» What you are asked to do
Send back the entries below exactly as they appear.

» Material shown
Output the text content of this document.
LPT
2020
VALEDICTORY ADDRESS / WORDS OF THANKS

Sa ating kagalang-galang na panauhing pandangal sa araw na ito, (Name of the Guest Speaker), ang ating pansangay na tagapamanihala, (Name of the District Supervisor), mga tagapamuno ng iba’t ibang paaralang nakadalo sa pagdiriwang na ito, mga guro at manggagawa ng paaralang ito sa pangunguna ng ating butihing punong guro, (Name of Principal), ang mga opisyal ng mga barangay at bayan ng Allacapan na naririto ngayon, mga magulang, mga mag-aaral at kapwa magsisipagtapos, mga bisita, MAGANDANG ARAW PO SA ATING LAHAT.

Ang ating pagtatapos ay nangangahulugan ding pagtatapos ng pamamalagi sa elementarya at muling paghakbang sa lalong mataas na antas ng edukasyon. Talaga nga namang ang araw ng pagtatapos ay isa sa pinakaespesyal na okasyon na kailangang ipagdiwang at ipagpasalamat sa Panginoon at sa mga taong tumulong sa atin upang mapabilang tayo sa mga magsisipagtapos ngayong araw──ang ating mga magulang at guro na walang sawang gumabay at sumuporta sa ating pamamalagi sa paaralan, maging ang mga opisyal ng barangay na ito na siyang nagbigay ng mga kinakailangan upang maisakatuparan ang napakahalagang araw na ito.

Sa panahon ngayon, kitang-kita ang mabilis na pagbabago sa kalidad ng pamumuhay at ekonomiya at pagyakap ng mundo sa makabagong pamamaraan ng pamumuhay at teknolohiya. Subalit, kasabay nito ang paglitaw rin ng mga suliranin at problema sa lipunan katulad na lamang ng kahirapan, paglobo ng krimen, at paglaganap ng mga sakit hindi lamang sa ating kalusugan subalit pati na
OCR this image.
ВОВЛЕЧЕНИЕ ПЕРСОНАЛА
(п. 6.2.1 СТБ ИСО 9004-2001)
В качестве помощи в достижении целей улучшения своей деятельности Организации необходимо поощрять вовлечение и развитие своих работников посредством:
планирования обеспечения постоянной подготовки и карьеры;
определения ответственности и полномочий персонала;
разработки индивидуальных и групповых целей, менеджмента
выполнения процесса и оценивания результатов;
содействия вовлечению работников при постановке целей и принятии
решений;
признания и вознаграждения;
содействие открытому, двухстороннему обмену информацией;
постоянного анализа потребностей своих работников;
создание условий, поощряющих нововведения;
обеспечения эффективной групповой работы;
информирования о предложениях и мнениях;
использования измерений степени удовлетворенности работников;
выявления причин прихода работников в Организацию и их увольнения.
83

» Task response
Output the text content of this document.
LPT
2020
VALEDICTORY ADDRESS / WORDS OF THANKS

Sa ating kagalang-galang na panauhing pandangal sa araw na ito, (Name of the Guest Speaker), ang ating pansangay na tagapamanihala, (Name of the District Supervisor), mga tagapamuno ng iba’t ibang paaralang nakadalo sa pagdiriwang na ito, mga guro at manggagawa ng paaralang ito sa pangunguna ng ating butihing punong guro, (Name of Principal), ang mga opisyal ng mga barangay at bayan ng Allacapan na naririto ngayon, mga magulang, mga mag-aaral at kapwa magsisipagtapos, mga bisita, MAGANDANG ARAW PO SA ATING LAHAT.

Ang ating pagtatapos ay nangangahulugan ding pagtatapos ng pamamalagi sa elementarya at muling paghakbang sa lalong mataas na antas ng edukasyon. Talaga nga namang ang araw ng pagtatapos ay isa sa pinakaespesyal na okasyon na kailangang ipagdiwang at ipagpasalamat sa Panginoon at sa mga taong tumulong sa atin upang mapabilang tayo sa mga magsisipagtapos ngayong araw──ang ating mga magulang at guro na walang sawang gumabay at sumuporta sa ating pamamalagi sa paaralan, maging ang mga opisyal ng barangay na ito na siyang nagbigay ng mga kinakailangan upang maisakatuparan ang napakahalagang araw na ito.

Sa panahon ngayon, kitang-kita ang mabilis na pagbabago sa kalidad ng pamumuhay at ekonomiya at pagyakap ng mundo sa makabagong pamamaraan ng pamumuhay at teknolohiya. Subalit, kasabay nito ang paglitaw rin ng mga suliranin at problema sa lipunan katulad na lamang ng kahirapan, paglobo ng krimen, at paglaganap ng mga sakit hindi lamang sa ating kalusugan subalit pati na
OCR this image.
ВОВЛЕЧЕНИЕ ПЕРСОНАЛА
(п. 6.2.1 СТБ ИСО 9004-2001)
В качестве помощи в достижении целей улучшения своей деятельности Организации необходимо поощрять вовлечение и развитие своих работников посредством:
планирования обеспечения постоянной подготовки и карьеры;
определения ответственности и полномочий персонала;
разработки индивидуальных и групповых целей, менеджмента
выполнения процесса и оценивания результатов;
содействия вовлечению работников при постановке целей и принятии
решений;
признания и вознаграждения;
содействие открытому, двухстороннему обмену информацией;
постоянного анализа потребностей своих работников;
создание условий, поощряющих нововведения;
обеспечения эффективной групповой работы;
информирования о предложениях и мнениях;
использования измерений степени удовлетворенности работников;
выявления причин прихода работников в Организацию и их увольнения.
83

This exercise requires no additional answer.